Copy out each line containing "vanilla" from the entries below.
>> Begin Materials provided
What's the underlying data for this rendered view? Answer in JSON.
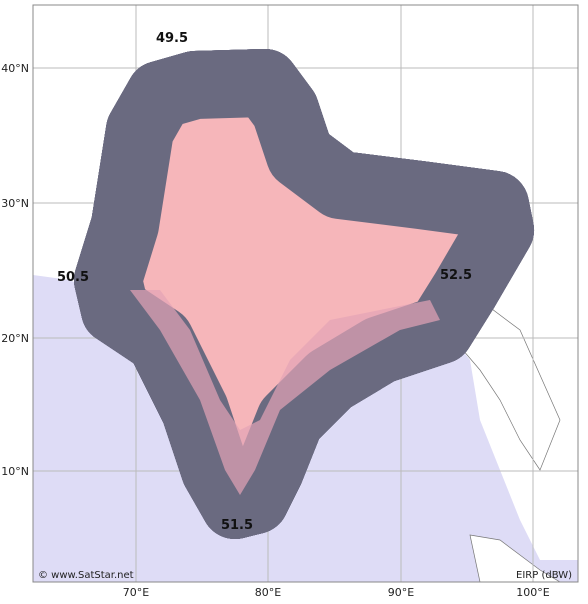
{
  "map": {
    "lat_labels": [
      "40°N",
      "30°N",
      "20°N",
      "10°N"
    ],
    "lon_labels": [
      "70°E",
      "80°E",
      "90°E",
      "100°E"
    ],
    "contour_labels": [
      "49.5",
      "50.5",
      "51.5",
      "52.5"
    ],
    "credit": "© www.SatStar.net",
    "unit": "EIRP (dBW)"
  }
}
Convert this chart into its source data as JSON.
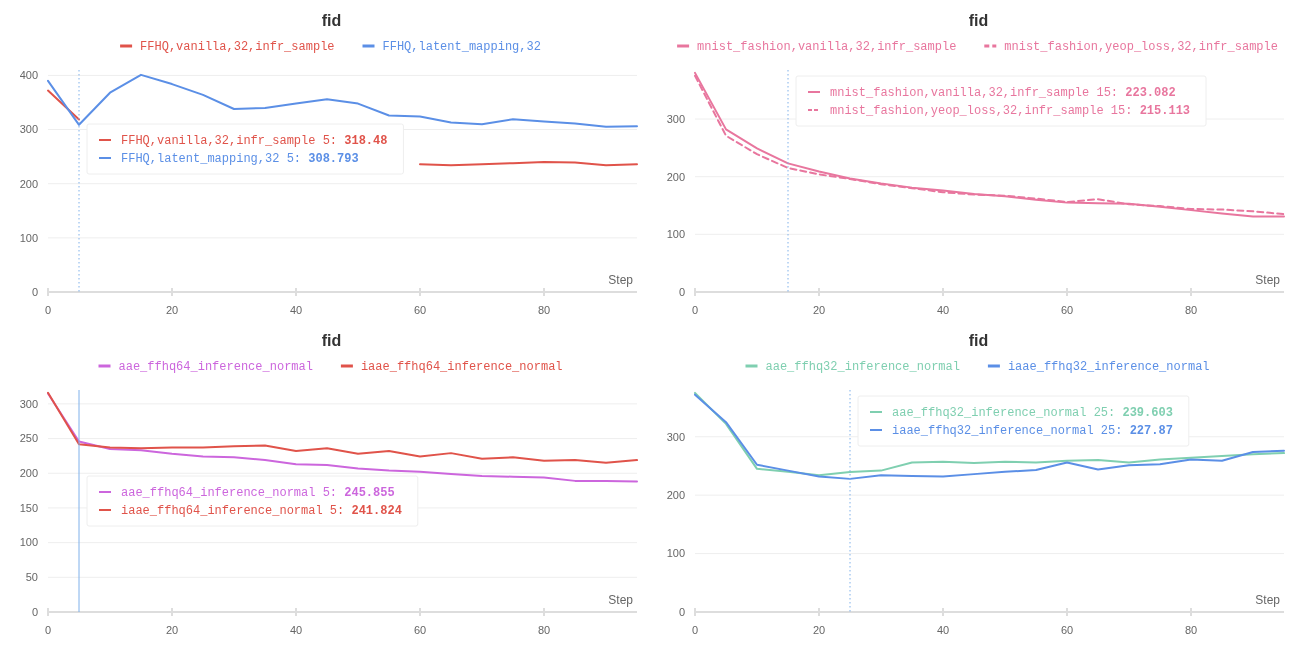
{
  "chart_data": [
    {
      "type": "line",
      "title": "fid",
      "xlabel": "Step",
      "x": [
        0,
        5,
        10,
        15,
        20,
        25,
        30,
        35,
        40,
        45,
        50,
        55,
        60,
        65,
        70,
        75,
        80,
        85,
        90,
        95
      ],
      "xlim": [
        0,
        95
      ],
      "xticks": [
        0,
        20,
        40,
        60,
        80
      ],
      "ylim": [
        0,
        410
      ],
      "yticks": [
        0,
        100,
        200,
        300,
        400
      ],
      "grid": "y",
      "legend": "top",
      "series": [
        {
          "name": "FFHQ,vanilla,32,infr_sample",
          "color": "#e0534a",
          "values": [
            372,
            318.48,
            null,
            null,
            null,
            null,
            null,
            null,
            null,
            null,
            null,
            null,
            236,
            234,
            236,
            238,
            240,
            239,
            234,
            236
          ]
        },
        {
          "name": "FFHQ,latent_mapping,32",
          "color": "#5b8fe6",
          "values": [
            390,
            308.793,
            368,
            401,
            384,
            364,
            338,
            340,
            348,
            356,
            348,
            326,
            324,
            313,
            310,
            319,
            315,
            311,
            305,
            306
          ]
        }
      ],
      "ref_lines": [
        {
          "axis": "x",
          "value": 5,
          "color": "#7fb0ea",
          "line_style": "dotted"
        }
      ],
      "annotations": [
        "FFHQ,vanilla,32,infr_sample 5: 318.48",
        "FFHQ,latent_mapping,32 5: 308.793"
      ]
    },
    {
      "type": "line",
      "title": "fid",
      "xlabel": "Step",
      "x": [
        0,
        5,
        10,
        15,
        20,
        25,
        30,
        35,
        40,
        45,
        50,
        55,
        60,
        65,
        70,
        75,
        80,
        85,
        90,
        95
      ],
      "xlim": [
        0,
        95
      ],
      "xticks": [
        0,
        20,
        40,
        60,
        80
      ],
      "ylim": [
        0,
        385
      ],
      "yticks": [
        0,
        100,
        200,
        300
      ],
      "grid": "y",
      "legend": "top",
      "series": [
        {
          "name": "mnist_fashion,vanilla,32,infr_sample",
          "color": "#e8769e",
          "line_style": "solid",
          "values": [
            380,
            282,
            249,
            223.082,
            209,
            197,
            188,
            181,
            176,
            170,
            166,
            160,
            155,
            154,
            153,
            148,
            142,
            136,
            131,
            131
          ]
        },
        {
          "name": "mnist_fashion,yeop_loss,32,infr_sample",
          "color": "#e8769e",
          "line_style": "dashed",
          "values": [
            375,
            271,
            239,
            215.113,
            204,
            196,
            187,
            180,
            173,
            169,
            167,
            162,
            156,
            161,
            152,
            149,
            144,
            143,
            140,
            135
          ]
        }
      ],
      "ref_lines": [
        {
          "axis": "x",
          "value": 15,
          "color": "#7fb0ea",
          "line_style": "dotted"
        }
      ],
      "annotations": [
        "mnist_fashion,vanilla,32,infr_sample 15: 223.082",
        "mnist_fashion,yeop_loss,32,infr_sample 15: 215.113"
      ]
    },
    {
      "type": "line",
      "title": "fid",
      "xlabel": "Step",
      "x": [
        0,
        5,
        10,
        15,
        20,
        25,
        30,
        35,
        40,
        45,
        50,
        55,
        60,
        65,
        70,
        75,
        80,
        85,
        90,
        95
      ],
      "xlim": [
        0,
        95
      ],
      "xticks": [
        0,
        20,
        40,
        60,
        80
      ],
      "ylim": [
        0,
        320
      ],
      "yticks": [
        0,
        50,
        100,
        150,
        200,
        250,
        300
      ],
      "grid": "y",
      "legend": "top",
      "series": [
        {
          "name": "aae_ffhq64_inference_normal",
          "color": "#cc66dd",
          "values": [
            315,
            245.855,
            235,
            233,
            228,
            224,
            223,
            219,
            213,
            212,
            207,
            204,
            202,
            199,
            196,
            195,
            194,
            189,
            189,
            188
          ]
        },
        {
          "name": "iaae_ffhq64_inference_normal",
          "color": "#e0534a",
          "values": [
            316,
            241.824,
            237,
            236,
            237,
            237,
            239,
            240,
            232,
            236,
            228,
            232,
            224,
            229,
            221,
            223,
            218,
            219,
            215,
            219
          ]
        }
      ],
      "ref_lines": [
        {
          "axis": "x",
          "value": 5,
          "color": "#7fb0ea",
          "line_style": "solid"
        }
      ],
      "annotations": [
        "aae_ffhq64_inference_normal 5: 245.855",
        "iaae_ffhq64_inference_normal 5: 241.824"
      ]
    },
    {
      "type": "line",
      "title": "fid",
      "xlabel": "Step",
      "x": [
        0,
        5,
        10,
        15,
        20,
        25,
        30,
        35,
        40,
        45,
        50,
        55,
        60,
        65,
        70,
        75,
        80,
        85,
        90,
        95
      ],
      "xlim": [
        0,
        95
      ],
      "xticks": [
        0,
        20,
        40,
        60,
        80
      ],
      "ylim": [
        0,
        380
      ],
      "yticks": [
        0,
        100,
        200,
        300
      ],
      "grid": "y",
      "legend": "top",
      "series": [
        {
          "name": "aae_ffhq32_inference_normal",
          "color": "#7fcfb0",
          "values": [
            375,
            322,
            245,
            240,
            234,
            239.603,
            242,
            256,
            257,
            255,
            257,
            256,
            259,
            260,
            256,
            261,
            264,
            267,
            270,
            272
          ]
        },
        {
          "name": "iaae_ffhq32_inference_normal",
          "color": "#5b8fe6",
          "values": [
            372,
            325,
            252,
            242,
            232,
            227.87,
            234,
            233,
            232,
            236,
            240,
            243,
            256,
            244,
            251,
            253,
            261,
            259,
            274,
            276
          ]
        }
      ],
      "ref_lines": [
        {
          "axis": "x",
          "value": 25,
          "color": "#7fb0ea",
          "line_style": "dotted"
        }
      ],
      "annotations": [
        "aae_ffhq32_inference_normal 25: 239.603",
        "iaae_ffhq32_inference_normal 25: 227.87"
      ]
    }
  ]
}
>> End Materials provided
- **Task result**:
          "name": "FFHQ,vanilla,32,infr_sample",
        "FFHQ,vanilla,32,infr_sample 5: 318.48",
          "name": "mnist_fashion,vanilla,32,infr_sample",
        "mnist_fashion,vanilla,32,infr_sample 15: 223.082",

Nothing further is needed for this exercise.